- [SHORT TASK]: Each line containing the word "groups" must be collected.

-- start of STORED RECORDS --

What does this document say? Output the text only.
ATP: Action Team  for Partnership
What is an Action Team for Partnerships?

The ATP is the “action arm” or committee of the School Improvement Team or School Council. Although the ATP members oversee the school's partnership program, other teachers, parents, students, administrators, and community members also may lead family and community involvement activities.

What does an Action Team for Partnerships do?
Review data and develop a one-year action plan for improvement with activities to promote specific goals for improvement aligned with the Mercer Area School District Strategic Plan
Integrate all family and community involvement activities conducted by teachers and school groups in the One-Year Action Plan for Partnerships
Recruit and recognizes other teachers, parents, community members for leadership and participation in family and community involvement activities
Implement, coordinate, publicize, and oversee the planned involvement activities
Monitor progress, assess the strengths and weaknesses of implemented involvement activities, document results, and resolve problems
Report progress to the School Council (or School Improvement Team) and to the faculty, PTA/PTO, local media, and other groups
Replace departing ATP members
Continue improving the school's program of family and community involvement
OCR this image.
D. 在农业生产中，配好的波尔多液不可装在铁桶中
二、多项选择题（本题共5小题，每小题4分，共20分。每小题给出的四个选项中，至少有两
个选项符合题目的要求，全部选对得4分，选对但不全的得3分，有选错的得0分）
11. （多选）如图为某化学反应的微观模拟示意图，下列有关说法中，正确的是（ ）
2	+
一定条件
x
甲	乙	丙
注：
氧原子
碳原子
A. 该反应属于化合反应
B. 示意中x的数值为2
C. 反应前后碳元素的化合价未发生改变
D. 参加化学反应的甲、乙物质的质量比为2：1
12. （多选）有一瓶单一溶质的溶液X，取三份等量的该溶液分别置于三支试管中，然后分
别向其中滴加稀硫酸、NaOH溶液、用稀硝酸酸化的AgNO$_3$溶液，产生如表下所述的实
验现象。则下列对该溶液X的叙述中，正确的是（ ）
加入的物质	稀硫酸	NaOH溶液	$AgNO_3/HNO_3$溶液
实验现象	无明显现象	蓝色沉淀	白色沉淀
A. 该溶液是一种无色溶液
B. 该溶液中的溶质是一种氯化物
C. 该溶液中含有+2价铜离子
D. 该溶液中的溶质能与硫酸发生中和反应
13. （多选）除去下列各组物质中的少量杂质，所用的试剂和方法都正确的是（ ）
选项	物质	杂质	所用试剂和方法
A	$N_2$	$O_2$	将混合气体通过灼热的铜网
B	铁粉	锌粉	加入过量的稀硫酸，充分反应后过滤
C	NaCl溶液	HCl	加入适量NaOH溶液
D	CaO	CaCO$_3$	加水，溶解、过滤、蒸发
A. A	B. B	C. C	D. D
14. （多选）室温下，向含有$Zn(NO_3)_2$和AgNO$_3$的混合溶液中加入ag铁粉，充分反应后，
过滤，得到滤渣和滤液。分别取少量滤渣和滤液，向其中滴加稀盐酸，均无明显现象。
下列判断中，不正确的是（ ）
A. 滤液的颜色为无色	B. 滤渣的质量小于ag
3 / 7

-- end of STORED RECORDS --

- [EXPECTED OUTPUT]:
Integrate all family and community involvement activities conducted by teachers and school groups in the One-Year Action Plan for Partnerships
Report progress to the School Council (or School Improvement Team) and to the faculty, PTA/PTO, local media, and other groups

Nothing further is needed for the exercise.